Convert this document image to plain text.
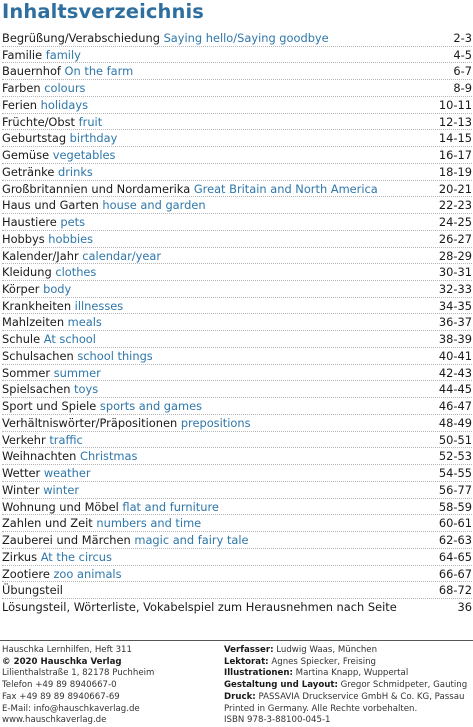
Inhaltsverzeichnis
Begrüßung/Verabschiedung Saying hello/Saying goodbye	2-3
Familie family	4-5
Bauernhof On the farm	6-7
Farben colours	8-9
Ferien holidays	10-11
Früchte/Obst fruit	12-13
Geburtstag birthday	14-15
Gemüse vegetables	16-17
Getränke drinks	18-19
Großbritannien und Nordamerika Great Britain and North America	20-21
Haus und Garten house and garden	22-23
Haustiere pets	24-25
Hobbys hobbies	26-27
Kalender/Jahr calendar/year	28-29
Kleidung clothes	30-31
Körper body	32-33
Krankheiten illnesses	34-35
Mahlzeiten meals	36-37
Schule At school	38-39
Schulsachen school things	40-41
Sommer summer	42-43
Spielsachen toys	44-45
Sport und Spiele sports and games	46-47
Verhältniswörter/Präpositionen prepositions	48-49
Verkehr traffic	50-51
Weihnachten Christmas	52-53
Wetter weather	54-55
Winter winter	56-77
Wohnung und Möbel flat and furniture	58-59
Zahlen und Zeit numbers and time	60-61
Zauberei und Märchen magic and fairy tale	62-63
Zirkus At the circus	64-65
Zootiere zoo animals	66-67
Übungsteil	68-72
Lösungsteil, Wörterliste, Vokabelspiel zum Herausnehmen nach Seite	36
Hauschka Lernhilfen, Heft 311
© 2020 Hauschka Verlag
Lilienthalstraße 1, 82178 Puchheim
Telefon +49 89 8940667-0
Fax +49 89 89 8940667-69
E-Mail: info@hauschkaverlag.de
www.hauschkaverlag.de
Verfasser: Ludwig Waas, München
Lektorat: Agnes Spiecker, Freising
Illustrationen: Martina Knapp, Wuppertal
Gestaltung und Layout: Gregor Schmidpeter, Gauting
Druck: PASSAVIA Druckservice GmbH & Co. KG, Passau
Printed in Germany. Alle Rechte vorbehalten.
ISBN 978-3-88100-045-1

####

• What you have to do
Transcribe the material exactly, and leave out whatever pictures it holds.

• Solution to this task
Convert this document image to plain text.
Inhaltsverzeichnis
Begrüßung/Verabschiedung Saying hello/Saying goodbye	2-3
Familie family	4-5
Bauernhof On the farm	6-7
Farben colours	8-9
Ferien holidays	10-11
Früchte/Obst fruit	12-13
Geburtstag birthday	14-15
Gemüse vegetables	16-17
Getränke drinks	18-19
Großbritannien und Nordamerika Great Britain and North America	20-21
Haus und Garten house and garden	22-23
Haustiere pets	24-25
Hobbys hobbies	26-27
Kalender/Jahr calendar/year	28-29
Kleidung clothes	30-31
Körper body	32-33
Krankheiten illnesses	34-35
Mahlzeiten meals	36-37
Schule At school	38-39
Schulsachen school things	40-41
Sommer summer	42-43
Spielsachen toys	44-45
Sport und Spiele sports and games	46-47
Verhältniswörter/Präpositionen prepositions	48-49
Verkehr traffic	50-51
Weihnachten Christmas	52-53
Wetter weather	54-55
Winter winter	56-77
Wohnung und Möbel flat and furniture	58-59
Zahlen und Zeit numbers and time	60-61
Zauberei und Märchen magic and fairy tale	62-63
Zirkus At the circus	64-65
Zootiere zoo animals	66-67
Übungsteil	68-72
Lösungsteil, Wörterliste, Vokabelspiel zum Herausnehmen nach Seite	36
Hauschka Lernhilfen, Heft 311
© 2020 Hauschka Verlag
Lilienthalstraße 1, 82178 Puchheim
Telefon +49 89 8940667-0
Fax +49 89 89 8940667-69
E-Mail: info@hauschkaverlag.de
www.hauschkaverlag.de
Verfasser: Ludwig Waas, München
Lektorat: Agnes Spiecker, Freising
Illustrationen: Martina Knapp, Wuppertal
Gestaltung und Layout: Gregor Schmidpeter, Gauting
Druck: PASSAVIA Druckservice GmbH & Co. KG, Passau
Printed in Germany. Alle Rechte vorbehalten.
ISBN 978-3-88100-045-1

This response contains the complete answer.